Work required:
Verbatim output of all the material below is required.
___
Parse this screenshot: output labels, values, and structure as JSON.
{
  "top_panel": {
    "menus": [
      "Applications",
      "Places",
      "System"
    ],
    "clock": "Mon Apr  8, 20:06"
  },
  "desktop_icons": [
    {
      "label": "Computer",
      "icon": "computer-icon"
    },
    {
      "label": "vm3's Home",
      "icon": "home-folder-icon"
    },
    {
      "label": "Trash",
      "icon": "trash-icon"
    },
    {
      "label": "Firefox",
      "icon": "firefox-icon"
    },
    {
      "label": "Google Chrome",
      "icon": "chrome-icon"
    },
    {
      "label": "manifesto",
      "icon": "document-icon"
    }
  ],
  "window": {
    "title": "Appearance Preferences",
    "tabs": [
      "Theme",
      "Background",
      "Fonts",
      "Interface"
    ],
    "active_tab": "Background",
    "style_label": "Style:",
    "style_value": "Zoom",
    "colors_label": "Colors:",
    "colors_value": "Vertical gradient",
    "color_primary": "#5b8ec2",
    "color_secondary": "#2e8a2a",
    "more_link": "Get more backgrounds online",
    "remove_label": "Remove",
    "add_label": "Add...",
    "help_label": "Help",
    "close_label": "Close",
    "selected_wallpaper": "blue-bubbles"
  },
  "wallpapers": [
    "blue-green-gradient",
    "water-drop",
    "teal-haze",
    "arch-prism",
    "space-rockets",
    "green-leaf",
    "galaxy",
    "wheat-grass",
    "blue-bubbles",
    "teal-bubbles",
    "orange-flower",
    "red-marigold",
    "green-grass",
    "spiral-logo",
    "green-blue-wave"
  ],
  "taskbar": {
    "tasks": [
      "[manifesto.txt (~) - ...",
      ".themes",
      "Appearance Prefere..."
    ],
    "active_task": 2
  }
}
___
Answer to this exercise:
Parse this screenshot: output labels, values, and structure as JSON.
{
  "top_panel": {
    "menus": [
      "Applications",
      "Places",
      "System"
    ],
    "clock": "Mon Apr  8, 20:06"
  },
  "desktop_icons": [
    {
      "label": "Computer",
      "icon": "computer-icon"
    },
    {
      "label": "vm3's Home",
      "icon": "home-folder-icon"
    },
    {
      "label": "Trash",
      "icon": "trash-icon"
    },
    {
      "label": "Firefox",
      "icon": "firefox-icon"
    },
    {
      "label": "Google Chrome",
      "icon": "chrome-icon"
    },
    {
      "label": "manifesto",
      "icon": "document-icon"
    }
  ],
  "window": {
    "title": "Appearance Preferences",
    "tabs": [
      "Theme",
      "Background",
      "Fonts",
      "Interface"
    ],
    "active_tab": "Background",
    "style_label": "Style:",
    "style_value": "Zoom",
    "colors_label": "Colors:",
    "colors_value": "Vertical gradient",
    "color_primary": "#5b8ec2",
    "color_secondary": "#2e8a2a",
    "more_link": "Get more backgrounds online",
    "remove_label": "Remove",
    "add_label": "Add...",
    "help_label": "Help",
    "close_label": "Close",
    "selected_wallpaper": "blue-bubbles"
  },
  "wallpapers": [
    "blue-green-gradient",
    "water-drop",
    "teal-haze",
    "arch-prism",
    "space-rockets",
    "green-leaf",
    "galaxy",
    "wheat-grass",
    "blue-bubbles",
    "teal-bubbles",
    "orange-flower",
    "red-marigold",
    "green-grass",
    "spiral-logo",
    "green-blue-wave"
  ],
  "taskbar": {
    "tasks": [
      "[manifesto.txt (~) - ...",
      ".themes",
      "Appearance Prefere..."
    ],
    "active_task": 2
  }
}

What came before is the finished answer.